▸ **Problem**:
List all lines of the data containing the word "和电压表示数".
-- BEGIN --
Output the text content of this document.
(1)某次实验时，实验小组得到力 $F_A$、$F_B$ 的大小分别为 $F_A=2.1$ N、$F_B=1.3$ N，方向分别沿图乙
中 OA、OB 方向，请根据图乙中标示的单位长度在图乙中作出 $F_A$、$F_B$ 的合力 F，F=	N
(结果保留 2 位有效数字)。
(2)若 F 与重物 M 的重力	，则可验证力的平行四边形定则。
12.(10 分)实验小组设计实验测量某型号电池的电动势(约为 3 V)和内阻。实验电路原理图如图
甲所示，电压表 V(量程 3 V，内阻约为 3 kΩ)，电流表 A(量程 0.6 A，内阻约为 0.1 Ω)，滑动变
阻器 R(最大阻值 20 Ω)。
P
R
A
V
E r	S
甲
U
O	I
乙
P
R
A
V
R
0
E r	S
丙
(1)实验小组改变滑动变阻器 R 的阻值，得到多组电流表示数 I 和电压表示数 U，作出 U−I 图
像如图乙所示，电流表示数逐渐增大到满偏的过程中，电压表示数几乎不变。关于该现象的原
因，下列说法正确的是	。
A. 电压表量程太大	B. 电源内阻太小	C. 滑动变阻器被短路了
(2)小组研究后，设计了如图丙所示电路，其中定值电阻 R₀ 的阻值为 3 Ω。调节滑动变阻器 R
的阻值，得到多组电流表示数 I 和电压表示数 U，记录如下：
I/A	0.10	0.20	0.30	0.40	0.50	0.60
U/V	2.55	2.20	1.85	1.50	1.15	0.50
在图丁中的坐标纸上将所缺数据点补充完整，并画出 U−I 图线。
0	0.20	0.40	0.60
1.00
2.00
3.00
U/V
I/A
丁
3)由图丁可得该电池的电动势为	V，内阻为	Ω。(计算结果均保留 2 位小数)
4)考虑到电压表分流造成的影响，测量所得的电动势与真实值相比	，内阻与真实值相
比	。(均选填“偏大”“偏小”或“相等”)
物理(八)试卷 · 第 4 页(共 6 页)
-- END --
▸ **Exercise result**:
(1)实验小组改变滑动变阻器 R 的阻值，得到多组电流表示数 I 和电压表示数 U，作出 U−I 图
的阻值，得到多组电流表示数 I 和电压表示数 U，记录如下：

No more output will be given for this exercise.